▸ **Objective**
Identify the lines that contain the string "public", then copy each of them.

▸ **Extracted data**
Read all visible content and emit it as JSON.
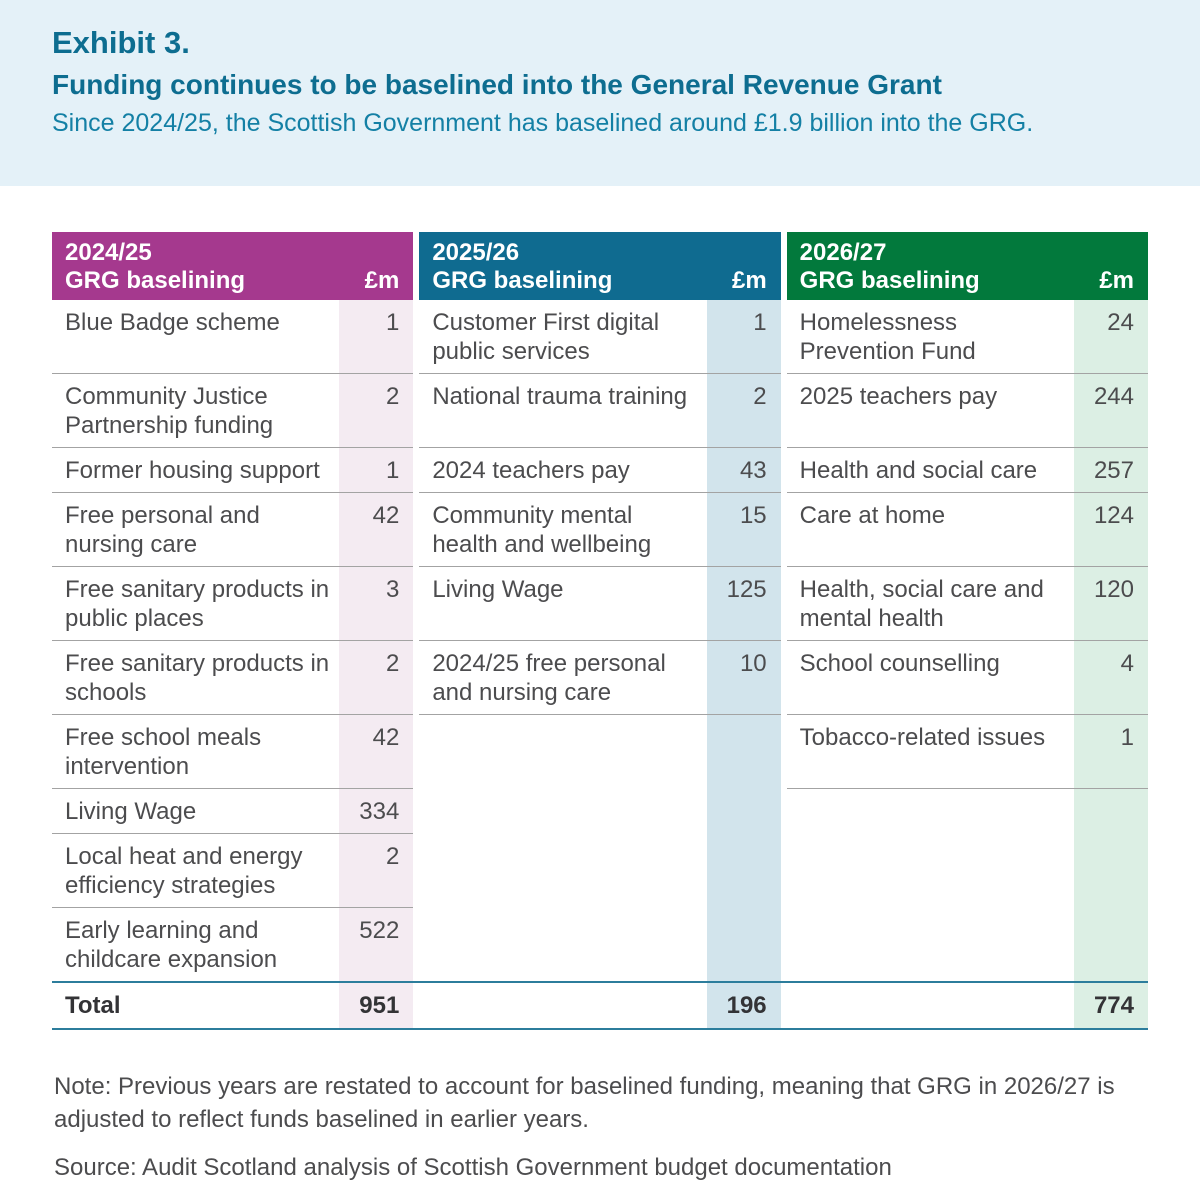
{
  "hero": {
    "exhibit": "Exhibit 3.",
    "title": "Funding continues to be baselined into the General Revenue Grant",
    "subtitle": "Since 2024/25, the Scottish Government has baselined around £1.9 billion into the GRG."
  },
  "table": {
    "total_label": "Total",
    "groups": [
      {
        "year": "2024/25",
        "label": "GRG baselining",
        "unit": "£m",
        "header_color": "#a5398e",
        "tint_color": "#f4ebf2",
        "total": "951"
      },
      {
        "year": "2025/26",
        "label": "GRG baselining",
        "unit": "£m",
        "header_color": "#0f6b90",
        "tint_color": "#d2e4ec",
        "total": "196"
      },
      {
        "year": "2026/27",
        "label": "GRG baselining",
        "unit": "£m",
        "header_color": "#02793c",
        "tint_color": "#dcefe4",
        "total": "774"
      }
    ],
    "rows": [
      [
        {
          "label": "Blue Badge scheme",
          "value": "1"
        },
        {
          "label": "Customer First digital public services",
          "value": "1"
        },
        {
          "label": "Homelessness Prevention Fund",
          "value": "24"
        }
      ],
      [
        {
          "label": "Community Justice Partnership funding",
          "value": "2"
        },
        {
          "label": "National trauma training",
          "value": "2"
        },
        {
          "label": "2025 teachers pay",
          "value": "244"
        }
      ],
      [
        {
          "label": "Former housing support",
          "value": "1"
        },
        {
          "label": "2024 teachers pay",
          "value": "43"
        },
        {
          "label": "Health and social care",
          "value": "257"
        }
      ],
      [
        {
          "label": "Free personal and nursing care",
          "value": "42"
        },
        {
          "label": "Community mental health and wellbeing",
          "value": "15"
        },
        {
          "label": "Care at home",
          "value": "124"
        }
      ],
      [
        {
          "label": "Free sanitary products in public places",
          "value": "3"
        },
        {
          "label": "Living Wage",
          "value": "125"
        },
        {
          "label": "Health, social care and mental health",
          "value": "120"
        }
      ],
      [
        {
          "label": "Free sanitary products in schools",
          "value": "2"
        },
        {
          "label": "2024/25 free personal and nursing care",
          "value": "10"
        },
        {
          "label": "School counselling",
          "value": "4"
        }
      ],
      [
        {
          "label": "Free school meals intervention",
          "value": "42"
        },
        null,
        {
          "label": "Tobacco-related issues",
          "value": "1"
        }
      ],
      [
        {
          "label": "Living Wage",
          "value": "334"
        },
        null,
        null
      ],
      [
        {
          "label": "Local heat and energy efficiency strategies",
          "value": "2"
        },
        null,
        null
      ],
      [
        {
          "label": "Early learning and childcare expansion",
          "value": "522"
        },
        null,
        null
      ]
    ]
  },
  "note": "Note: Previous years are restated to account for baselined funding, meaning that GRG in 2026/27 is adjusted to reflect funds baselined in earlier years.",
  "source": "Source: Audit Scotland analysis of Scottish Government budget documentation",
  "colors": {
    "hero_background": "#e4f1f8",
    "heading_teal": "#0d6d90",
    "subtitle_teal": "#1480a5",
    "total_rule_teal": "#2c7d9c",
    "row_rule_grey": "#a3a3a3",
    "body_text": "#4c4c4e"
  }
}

* * *

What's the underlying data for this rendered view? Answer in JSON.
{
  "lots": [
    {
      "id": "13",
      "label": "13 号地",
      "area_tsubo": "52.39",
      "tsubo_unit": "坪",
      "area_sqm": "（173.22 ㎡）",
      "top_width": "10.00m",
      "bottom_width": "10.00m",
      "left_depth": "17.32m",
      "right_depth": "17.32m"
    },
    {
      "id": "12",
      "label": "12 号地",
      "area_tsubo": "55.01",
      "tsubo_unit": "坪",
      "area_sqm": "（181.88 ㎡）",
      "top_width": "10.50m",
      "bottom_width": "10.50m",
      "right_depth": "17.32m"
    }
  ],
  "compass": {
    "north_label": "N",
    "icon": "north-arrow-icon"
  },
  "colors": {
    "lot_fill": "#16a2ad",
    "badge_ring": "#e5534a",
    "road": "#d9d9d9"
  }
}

▸ **Task answer**
          "label": "Customer First digital public services",
          "label": "Free sanitary products in public places",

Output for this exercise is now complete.